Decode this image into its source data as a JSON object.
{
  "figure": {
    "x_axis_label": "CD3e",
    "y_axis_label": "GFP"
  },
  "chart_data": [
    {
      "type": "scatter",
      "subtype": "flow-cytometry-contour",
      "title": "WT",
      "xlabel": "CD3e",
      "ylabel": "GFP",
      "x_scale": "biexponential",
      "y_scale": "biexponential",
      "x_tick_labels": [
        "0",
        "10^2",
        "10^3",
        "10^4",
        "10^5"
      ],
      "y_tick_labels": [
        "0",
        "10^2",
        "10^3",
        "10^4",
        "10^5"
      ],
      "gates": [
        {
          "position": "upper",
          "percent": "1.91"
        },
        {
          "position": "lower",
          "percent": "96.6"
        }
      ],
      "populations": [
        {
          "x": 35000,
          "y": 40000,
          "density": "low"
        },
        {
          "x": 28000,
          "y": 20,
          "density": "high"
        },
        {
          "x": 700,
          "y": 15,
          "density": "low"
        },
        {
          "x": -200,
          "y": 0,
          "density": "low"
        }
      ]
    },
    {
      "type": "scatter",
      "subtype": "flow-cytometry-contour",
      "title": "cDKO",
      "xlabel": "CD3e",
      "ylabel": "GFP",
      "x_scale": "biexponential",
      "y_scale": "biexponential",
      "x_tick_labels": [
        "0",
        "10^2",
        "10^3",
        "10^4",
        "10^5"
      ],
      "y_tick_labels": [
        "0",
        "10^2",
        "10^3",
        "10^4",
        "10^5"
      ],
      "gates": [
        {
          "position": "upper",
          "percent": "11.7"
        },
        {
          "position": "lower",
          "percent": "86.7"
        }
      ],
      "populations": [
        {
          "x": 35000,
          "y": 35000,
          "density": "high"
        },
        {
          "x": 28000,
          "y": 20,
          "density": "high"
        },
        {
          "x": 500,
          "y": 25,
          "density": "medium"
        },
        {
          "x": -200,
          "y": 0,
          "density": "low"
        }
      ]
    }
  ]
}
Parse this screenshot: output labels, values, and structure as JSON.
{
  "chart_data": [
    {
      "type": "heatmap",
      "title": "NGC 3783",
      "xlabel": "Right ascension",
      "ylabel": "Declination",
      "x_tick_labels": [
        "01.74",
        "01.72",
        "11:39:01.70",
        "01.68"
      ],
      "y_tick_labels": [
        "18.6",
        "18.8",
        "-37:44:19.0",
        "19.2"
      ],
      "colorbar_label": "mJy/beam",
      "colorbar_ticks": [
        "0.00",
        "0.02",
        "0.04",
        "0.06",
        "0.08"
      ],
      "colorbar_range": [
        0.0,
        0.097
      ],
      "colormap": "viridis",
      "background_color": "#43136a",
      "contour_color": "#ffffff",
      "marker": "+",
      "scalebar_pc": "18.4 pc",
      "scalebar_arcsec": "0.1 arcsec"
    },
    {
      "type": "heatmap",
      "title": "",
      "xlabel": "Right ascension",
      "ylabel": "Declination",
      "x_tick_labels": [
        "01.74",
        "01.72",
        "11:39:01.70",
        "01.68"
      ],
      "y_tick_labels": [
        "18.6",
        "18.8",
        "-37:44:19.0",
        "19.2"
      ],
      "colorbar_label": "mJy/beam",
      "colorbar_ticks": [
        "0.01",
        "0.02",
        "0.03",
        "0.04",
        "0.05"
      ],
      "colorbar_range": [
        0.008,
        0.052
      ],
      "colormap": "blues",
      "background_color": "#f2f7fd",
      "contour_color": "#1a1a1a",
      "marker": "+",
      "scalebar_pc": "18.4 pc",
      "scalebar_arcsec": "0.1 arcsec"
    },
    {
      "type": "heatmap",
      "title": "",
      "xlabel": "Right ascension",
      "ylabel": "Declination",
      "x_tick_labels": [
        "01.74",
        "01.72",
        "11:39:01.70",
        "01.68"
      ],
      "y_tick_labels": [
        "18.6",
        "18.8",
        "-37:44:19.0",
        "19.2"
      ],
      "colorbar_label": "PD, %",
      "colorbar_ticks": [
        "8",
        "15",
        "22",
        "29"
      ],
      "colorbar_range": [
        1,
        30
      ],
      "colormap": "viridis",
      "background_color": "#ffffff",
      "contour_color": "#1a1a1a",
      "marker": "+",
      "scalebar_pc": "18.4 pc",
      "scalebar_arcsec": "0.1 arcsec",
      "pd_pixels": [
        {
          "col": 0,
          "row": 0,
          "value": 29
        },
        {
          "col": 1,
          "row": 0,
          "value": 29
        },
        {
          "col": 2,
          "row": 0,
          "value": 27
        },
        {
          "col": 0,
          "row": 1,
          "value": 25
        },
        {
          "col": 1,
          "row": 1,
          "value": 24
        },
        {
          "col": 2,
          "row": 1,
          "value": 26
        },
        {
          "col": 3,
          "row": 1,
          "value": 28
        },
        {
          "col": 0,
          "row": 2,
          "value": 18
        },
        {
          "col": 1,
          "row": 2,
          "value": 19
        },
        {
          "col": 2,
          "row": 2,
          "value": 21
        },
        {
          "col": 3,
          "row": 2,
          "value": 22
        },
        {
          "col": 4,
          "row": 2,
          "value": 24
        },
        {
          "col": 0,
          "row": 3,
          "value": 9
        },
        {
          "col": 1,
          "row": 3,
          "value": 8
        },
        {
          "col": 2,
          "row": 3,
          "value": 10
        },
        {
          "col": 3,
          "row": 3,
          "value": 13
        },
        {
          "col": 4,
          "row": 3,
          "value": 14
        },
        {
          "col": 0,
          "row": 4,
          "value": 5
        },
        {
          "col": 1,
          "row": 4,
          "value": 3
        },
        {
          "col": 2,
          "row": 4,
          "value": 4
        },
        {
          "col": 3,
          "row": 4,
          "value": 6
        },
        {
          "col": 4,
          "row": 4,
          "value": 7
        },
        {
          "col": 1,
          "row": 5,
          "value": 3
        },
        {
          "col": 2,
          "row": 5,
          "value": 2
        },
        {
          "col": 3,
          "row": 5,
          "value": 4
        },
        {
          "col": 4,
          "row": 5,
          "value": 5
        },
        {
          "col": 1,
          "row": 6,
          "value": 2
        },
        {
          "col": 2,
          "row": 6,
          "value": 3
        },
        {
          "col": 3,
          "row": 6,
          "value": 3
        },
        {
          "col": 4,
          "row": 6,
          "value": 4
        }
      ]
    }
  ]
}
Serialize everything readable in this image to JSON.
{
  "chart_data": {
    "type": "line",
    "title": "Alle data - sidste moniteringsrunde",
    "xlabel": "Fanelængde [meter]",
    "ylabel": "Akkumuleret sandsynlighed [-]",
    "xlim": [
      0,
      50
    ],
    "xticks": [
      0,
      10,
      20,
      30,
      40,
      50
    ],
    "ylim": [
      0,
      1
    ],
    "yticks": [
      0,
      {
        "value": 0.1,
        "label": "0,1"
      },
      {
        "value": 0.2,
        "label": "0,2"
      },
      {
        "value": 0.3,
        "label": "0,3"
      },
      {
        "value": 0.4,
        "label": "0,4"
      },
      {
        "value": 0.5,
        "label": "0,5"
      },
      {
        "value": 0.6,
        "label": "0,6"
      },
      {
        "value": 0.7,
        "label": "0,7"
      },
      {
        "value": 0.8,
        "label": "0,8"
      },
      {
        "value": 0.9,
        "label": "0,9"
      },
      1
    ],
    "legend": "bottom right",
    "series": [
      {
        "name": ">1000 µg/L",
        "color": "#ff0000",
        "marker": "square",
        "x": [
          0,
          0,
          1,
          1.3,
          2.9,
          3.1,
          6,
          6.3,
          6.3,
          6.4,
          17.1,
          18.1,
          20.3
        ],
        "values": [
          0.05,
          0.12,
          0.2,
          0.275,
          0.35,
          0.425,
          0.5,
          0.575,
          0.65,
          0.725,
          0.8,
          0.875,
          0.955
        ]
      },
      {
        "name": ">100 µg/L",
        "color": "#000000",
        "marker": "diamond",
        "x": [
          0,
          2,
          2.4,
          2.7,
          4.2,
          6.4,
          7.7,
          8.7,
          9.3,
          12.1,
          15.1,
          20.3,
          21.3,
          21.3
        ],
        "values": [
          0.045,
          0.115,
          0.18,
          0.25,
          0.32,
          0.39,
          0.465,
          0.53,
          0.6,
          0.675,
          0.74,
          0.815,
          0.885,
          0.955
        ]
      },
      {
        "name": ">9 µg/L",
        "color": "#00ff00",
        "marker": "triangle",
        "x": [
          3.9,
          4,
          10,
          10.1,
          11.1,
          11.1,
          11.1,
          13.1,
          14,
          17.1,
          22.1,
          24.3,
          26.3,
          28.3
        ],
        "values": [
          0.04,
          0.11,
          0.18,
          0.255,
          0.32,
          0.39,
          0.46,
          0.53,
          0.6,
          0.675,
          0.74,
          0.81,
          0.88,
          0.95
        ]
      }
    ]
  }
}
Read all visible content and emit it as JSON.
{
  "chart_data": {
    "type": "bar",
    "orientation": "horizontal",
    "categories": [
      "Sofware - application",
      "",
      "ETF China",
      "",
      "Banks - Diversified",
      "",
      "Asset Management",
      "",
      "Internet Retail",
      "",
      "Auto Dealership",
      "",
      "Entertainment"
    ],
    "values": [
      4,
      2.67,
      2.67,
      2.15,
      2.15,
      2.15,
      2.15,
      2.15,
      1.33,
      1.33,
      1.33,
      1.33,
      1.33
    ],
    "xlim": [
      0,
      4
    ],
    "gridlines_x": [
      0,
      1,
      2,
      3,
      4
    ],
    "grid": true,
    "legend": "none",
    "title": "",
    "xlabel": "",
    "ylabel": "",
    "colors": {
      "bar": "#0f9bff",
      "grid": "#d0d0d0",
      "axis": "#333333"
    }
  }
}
+--
Locate each line containing the string "title" and show it.

      "title": "WT",
      "title": "cDKO",
      "title": "NGC 3783",
      "title": "",
      "title": "",
    "title": "Alle data - sidste moniteringsrunde",
    "title": "",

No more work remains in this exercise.